Comment 2 for bug 798213

Revision history for this message
Kristian Nielsen (knielsen) wrote :

I found the root cause of this.

The problem only occurs when --innodb-release-locks-early=1 as well as the
binlog is enabled.

Suppose transaction A modifies row R, then starts to commit. The transaction
is first prepared, then row locks are released just after prepare due to
--innodb-release-locks-early=1.

It is now possible for another transaction B to also modify R, start
committing, and getting prepared before transaction A has time to be written
into the binlog and committed. This leaves two transactions A and B in the
prepared state, both of which modified row R.

Suppose now that we crash at this point, then restart the server and initiate
crash recovery. We will find transaction A and B both in the prepared state
but not in the binlog, so they will need to be rolled back.

In this case it is possible for InnoDB to roll back the transactions in the
wrong order. If A is rolled back first, then B, R will end up with the data
from transactions A, which is what B saw in the row before it did its
modifications. This is wrong; it leaves transaction A commited with respect to
row R, and rolled back for all other rows, totally (and silently) breaking
transactional consistency.

It appears that rollback in InnoDB will happen in reverse order of transaction
start, so if transaction B started before transaction A we get this
corruption. I will attach a mysql-test-run test case that reliably shows this
failure.

Note that xtrabackup (and innobase hot backup) works by running the crash
recovery on copied data files, so it suffers from the same corruption on
restore (this is what triggers the original failure in the RQG test). So both
crash recovery and normal xtrabackup is affected.

I think to fix this problem, it is necessary to change the order in which
InnoDB rolls back transactions during crash recovery. First any non-prepared
transactions must be rolled back, then all transactions in XA prepared state
must be rolled back in reverse order of prepare (as defined by the order of
`prepare' records in the transaction log). This affects both
innobase_xa_recover() as well as xtrabackup --prepare, as these handle XA
prepared transactions differently. Note that the prepare records may occur so
long back in the transaction log that they are beyond the last checkpoint, or
even overwritten by newer log data due to the cyclic nature of the InnoDB
transaction log. So I am not sure how hard it will be to get the correct order
to rollback, it will require some knowledge of InnoDB internals to implement
this.

Alternatively, we could remove the --innodb-release-locks-early=1 feature
completely.

■ ■ ■

Directive 1 - List every piece of wording that the bug comment puts inside parentheses.
The bug comment and the records that come after it are unrelated material.

■ ■ ■

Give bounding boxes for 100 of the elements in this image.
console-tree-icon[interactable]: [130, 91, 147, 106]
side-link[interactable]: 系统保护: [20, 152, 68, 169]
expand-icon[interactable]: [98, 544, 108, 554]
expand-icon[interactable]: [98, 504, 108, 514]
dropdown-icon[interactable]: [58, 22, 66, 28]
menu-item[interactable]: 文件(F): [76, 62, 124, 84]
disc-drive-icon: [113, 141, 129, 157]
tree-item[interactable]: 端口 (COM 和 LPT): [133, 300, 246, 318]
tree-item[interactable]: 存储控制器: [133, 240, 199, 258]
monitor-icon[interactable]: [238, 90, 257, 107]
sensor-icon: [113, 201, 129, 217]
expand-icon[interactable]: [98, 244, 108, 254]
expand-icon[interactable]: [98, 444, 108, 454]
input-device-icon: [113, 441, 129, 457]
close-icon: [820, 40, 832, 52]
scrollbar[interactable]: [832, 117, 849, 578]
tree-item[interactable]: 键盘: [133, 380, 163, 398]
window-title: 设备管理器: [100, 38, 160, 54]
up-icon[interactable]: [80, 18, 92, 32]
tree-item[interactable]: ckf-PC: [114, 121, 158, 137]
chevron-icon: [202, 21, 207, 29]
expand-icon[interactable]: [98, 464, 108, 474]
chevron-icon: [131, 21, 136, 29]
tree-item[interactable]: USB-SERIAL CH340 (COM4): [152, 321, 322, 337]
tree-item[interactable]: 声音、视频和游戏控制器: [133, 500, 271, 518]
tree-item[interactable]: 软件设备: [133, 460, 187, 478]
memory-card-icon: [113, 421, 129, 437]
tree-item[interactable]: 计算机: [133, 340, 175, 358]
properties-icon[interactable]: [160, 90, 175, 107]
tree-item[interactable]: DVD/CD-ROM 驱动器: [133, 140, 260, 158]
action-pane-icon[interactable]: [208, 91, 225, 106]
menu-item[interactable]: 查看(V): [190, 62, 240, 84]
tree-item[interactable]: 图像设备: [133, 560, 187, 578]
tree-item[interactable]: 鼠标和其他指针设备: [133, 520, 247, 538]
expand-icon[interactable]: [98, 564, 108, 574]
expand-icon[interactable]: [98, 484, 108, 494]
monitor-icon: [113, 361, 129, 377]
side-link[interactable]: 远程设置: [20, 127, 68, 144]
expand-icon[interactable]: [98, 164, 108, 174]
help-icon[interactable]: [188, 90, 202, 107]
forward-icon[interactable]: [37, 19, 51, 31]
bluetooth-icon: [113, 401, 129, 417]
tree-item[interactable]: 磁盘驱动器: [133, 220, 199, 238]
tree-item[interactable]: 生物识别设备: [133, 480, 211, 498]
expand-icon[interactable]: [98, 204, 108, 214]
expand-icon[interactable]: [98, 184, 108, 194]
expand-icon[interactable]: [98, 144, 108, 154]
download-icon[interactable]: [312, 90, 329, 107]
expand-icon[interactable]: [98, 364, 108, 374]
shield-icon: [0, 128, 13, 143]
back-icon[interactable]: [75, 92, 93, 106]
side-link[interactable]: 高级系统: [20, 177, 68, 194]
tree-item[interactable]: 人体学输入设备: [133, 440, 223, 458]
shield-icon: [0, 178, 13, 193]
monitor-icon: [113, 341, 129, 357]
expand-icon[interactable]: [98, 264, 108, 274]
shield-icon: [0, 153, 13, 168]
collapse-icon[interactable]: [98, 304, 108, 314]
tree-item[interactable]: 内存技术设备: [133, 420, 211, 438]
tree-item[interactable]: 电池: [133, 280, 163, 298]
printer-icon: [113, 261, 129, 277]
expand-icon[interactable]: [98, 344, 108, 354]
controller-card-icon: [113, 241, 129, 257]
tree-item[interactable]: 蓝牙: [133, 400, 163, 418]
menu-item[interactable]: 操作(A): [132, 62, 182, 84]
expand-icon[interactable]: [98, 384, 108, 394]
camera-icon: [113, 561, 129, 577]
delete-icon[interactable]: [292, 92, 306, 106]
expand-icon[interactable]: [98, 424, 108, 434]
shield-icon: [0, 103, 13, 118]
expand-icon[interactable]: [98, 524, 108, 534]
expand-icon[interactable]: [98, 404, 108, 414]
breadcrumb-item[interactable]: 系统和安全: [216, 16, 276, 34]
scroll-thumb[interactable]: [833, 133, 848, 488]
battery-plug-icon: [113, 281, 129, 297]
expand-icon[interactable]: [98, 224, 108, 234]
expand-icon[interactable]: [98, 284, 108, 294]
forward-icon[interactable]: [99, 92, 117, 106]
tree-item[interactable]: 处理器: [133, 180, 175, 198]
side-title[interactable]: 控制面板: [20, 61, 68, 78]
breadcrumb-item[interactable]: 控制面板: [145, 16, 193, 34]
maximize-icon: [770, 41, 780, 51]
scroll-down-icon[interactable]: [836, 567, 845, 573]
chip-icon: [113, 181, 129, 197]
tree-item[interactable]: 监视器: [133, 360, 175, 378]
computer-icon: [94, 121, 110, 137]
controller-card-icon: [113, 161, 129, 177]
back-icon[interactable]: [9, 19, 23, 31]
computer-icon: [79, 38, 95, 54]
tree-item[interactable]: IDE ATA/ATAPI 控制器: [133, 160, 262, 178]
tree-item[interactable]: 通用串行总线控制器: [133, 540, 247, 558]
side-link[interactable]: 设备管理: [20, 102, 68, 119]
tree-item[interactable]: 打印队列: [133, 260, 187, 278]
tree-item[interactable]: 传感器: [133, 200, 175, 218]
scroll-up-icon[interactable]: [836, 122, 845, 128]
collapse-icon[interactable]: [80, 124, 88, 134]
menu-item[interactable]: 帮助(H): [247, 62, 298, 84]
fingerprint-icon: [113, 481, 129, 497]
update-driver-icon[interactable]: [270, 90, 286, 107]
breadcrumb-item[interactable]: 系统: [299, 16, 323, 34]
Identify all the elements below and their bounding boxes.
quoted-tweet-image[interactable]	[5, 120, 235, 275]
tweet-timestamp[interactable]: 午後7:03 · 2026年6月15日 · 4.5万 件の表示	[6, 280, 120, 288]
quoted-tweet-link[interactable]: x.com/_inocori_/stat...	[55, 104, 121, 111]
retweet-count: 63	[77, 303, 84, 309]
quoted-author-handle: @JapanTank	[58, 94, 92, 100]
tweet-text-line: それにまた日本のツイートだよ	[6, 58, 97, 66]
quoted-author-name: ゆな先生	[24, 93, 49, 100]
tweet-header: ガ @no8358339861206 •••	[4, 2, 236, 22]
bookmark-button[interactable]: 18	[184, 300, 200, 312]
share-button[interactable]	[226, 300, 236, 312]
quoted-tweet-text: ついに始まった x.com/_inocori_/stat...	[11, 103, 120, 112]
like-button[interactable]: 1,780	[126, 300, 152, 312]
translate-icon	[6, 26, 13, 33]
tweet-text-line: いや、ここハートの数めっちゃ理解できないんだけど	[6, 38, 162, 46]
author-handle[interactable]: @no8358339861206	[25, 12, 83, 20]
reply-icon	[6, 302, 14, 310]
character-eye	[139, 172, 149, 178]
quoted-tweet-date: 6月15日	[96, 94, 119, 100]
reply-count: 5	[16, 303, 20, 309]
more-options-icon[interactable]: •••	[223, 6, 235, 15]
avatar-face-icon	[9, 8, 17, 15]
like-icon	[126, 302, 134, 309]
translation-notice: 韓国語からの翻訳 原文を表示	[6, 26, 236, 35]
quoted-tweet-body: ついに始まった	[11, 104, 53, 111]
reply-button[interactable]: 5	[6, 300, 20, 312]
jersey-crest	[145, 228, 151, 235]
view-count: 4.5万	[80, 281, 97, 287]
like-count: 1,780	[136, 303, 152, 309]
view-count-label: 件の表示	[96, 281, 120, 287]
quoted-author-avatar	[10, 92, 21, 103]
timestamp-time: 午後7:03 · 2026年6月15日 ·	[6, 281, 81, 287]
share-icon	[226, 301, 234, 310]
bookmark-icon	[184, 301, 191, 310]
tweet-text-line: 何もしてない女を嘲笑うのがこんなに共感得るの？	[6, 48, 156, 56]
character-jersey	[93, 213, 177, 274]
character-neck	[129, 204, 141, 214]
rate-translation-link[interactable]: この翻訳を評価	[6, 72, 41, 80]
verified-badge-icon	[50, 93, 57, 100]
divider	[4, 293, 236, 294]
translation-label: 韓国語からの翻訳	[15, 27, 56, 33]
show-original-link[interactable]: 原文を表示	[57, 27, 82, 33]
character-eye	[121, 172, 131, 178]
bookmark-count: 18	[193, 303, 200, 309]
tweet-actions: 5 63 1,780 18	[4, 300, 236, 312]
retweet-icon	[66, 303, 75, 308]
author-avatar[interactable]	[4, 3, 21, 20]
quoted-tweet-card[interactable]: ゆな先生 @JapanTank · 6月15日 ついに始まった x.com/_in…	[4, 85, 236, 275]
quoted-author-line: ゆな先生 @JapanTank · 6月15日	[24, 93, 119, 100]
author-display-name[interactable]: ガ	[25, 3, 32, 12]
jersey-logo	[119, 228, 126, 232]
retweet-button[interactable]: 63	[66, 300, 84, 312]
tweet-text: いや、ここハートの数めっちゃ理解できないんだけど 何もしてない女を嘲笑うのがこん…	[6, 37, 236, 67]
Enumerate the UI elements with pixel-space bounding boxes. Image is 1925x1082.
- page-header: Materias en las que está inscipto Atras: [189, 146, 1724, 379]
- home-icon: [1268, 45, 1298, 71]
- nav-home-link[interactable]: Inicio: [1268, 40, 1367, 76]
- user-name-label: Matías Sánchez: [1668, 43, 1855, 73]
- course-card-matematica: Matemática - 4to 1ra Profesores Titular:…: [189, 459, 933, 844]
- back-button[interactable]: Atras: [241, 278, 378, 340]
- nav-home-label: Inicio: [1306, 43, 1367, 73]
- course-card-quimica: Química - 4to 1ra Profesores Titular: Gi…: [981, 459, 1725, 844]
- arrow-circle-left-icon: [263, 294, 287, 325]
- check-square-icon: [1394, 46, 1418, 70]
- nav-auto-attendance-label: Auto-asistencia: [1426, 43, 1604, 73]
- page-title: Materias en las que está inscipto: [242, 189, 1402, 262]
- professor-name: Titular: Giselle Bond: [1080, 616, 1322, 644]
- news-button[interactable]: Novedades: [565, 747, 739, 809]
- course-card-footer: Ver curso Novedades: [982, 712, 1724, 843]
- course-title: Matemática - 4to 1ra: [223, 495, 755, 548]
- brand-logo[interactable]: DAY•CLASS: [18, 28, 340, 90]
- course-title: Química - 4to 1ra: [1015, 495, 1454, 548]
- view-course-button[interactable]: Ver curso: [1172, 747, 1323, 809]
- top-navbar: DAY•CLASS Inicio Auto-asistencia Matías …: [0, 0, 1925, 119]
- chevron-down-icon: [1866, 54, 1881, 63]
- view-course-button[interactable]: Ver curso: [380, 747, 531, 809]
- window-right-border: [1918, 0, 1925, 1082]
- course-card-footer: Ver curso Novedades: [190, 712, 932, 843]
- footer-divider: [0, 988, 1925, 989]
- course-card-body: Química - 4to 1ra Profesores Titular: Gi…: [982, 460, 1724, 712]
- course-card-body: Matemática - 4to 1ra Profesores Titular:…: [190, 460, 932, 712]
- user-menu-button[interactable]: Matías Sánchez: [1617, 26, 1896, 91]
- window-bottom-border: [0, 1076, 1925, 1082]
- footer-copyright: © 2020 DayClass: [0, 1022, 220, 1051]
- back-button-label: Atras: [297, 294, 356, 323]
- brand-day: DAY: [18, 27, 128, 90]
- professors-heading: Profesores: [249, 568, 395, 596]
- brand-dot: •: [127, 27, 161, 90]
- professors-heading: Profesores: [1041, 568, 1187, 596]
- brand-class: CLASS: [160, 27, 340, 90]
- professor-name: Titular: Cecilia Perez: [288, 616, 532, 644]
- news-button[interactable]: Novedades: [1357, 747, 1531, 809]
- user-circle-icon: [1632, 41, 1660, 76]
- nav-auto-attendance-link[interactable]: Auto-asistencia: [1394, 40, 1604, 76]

■ ■ ■

Directive 2 - Reproduce word for word the stretch of the records from their first line through the line containing "disc-drive-icon: [113, 141, 129, 157]", including both of those lines.

Task answer 1 -
- knielsen
- and silently
- and innobase hot backup
- this is what triggers the original failure in the RQG test
- as defined by the order of `prepare' records in the transaction log

Task answer 2 -
Give bounding boxes for 100 of the elements in this image.
console-tree-icon[interactable]: [130, 91, 147, 106]
side-link[interactable]: 系统保护: [20, 152, 68, 169]
expand-icon[interactable]: [98, 544, 108, 554]
expand-icon[interactable]: [98, 504, 108, 514]
dropdown-icon[interactable]: [58, 22, 66, 28]
menu-item[interactable]: 文件(F): [76, 62, 124, 84]
disc-drive-icon: [113, 141, 129, 157]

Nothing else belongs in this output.